____ Record excerpts
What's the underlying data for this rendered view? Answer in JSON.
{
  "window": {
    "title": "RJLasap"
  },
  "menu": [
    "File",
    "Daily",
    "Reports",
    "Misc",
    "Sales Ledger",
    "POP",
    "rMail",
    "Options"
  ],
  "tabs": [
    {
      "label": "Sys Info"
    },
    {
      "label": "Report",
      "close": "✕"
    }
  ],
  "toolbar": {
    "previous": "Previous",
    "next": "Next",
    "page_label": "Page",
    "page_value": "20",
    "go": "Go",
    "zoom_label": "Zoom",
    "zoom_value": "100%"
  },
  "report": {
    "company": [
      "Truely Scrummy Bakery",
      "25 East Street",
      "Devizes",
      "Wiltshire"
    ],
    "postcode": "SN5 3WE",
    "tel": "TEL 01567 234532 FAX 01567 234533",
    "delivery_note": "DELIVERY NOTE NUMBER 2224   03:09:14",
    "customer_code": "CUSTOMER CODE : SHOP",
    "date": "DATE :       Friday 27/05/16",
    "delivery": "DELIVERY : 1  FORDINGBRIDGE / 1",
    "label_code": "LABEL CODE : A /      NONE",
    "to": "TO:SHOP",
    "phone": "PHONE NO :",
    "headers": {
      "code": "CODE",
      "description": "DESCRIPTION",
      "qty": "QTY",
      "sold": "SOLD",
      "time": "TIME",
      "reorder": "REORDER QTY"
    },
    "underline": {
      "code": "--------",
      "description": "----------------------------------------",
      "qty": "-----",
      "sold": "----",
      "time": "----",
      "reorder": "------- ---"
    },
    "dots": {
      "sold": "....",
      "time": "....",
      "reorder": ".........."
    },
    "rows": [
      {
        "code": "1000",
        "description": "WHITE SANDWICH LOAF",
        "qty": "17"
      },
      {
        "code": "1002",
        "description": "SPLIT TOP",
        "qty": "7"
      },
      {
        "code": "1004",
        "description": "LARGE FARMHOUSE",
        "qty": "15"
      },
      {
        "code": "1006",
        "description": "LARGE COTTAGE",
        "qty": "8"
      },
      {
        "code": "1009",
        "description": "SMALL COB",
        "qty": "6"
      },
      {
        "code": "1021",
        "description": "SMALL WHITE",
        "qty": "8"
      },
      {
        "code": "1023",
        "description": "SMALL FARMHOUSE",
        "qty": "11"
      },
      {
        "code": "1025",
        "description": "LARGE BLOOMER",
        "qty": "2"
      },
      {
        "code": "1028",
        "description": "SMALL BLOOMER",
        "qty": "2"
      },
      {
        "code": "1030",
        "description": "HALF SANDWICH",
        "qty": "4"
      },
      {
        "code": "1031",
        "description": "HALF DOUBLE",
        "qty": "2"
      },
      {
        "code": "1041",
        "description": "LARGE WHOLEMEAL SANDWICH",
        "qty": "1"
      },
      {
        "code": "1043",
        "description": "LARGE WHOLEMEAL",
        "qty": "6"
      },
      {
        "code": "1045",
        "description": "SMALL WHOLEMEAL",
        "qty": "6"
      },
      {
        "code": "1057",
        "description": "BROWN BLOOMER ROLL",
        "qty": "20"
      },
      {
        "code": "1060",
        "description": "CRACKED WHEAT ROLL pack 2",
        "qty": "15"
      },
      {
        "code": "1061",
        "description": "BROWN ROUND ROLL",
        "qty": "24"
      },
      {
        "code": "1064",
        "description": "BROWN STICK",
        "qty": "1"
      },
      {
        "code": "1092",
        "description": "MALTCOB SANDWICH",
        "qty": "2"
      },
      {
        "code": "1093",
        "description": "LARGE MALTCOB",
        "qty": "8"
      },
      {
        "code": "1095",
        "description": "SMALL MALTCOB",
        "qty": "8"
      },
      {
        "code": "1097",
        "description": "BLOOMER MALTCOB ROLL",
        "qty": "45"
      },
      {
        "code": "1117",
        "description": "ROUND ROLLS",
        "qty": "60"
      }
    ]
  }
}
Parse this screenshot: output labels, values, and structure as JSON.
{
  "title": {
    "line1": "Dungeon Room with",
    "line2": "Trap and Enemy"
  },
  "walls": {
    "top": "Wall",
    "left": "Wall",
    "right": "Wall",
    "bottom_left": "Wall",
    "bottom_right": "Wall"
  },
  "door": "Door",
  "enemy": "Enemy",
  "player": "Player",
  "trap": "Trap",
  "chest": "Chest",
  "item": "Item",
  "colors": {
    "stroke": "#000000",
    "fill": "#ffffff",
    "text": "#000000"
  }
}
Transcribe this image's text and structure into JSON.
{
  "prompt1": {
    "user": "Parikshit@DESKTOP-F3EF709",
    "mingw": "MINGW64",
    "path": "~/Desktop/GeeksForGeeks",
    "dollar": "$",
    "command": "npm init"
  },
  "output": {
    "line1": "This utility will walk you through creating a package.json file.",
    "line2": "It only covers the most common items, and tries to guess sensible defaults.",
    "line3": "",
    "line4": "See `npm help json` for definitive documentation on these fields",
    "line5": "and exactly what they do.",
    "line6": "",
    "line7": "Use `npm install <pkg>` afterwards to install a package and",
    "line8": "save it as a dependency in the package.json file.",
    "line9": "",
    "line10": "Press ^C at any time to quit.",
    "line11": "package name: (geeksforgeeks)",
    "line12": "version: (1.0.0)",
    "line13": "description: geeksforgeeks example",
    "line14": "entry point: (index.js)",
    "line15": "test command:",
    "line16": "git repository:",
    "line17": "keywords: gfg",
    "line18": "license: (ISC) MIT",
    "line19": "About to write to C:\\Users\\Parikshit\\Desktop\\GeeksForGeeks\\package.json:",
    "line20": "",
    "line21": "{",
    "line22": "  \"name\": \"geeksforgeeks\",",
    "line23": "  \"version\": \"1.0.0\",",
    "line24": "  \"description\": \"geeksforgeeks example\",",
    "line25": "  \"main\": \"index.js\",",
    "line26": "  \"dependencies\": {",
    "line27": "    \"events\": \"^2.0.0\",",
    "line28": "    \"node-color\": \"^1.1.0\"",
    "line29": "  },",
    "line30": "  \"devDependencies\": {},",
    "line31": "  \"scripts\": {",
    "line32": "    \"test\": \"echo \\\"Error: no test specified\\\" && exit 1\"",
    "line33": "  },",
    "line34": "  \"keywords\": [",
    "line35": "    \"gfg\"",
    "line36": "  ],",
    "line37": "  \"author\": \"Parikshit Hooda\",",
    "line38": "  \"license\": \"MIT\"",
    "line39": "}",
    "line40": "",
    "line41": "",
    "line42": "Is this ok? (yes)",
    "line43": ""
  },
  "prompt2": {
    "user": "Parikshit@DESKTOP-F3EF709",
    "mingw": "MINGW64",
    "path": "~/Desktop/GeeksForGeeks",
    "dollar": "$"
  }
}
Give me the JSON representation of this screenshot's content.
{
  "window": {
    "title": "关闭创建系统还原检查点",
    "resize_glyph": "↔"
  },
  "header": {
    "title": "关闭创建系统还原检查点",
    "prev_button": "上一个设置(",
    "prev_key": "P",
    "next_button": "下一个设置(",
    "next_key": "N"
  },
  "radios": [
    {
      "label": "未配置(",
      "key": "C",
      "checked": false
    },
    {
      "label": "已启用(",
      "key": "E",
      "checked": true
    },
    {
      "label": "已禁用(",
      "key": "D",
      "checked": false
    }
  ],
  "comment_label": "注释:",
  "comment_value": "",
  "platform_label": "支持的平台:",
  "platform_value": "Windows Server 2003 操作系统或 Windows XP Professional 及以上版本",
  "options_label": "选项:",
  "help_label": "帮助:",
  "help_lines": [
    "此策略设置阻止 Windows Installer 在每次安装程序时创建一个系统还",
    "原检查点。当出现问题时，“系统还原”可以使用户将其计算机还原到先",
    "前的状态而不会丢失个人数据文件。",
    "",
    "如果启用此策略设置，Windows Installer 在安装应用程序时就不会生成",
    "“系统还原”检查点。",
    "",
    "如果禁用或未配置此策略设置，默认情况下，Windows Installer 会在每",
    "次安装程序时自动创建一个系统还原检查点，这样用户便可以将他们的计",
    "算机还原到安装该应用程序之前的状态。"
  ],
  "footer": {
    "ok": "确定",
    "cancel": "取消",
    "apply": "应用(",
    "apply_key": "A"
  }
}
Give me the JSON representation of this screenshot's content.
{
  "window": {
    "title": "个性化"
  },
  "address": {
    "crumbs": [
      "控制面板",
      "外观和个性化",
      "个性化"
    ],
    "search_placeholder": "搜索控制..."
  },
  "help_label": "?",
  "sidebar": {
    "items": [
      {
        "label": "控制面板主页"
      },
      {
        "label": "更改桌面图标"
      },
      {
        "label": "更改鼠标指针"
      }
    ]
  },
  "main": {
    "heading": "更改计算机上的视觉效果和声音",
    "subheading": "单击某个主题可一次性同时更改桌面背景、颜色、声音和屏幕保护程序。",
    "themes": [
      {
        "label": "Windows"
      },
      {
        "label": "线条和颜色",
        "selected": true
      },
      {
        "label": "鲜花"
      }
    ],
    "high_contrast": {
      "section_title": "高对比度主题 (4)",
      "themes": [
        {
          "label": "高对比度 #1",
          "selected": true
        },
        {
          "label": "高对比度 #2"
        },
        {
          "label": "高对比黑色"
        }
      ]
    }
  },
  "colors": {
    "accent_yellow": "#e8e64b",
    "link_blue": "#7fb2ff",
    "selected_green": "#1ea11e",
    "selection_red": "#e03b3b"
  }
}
________
Go over the data above and copy every line that has the word "name" in it.

• [The result]
    "line11": "package name: (geeksforgeeks)",
    "line22": "  \"name\": \"geeksforgeeks\",",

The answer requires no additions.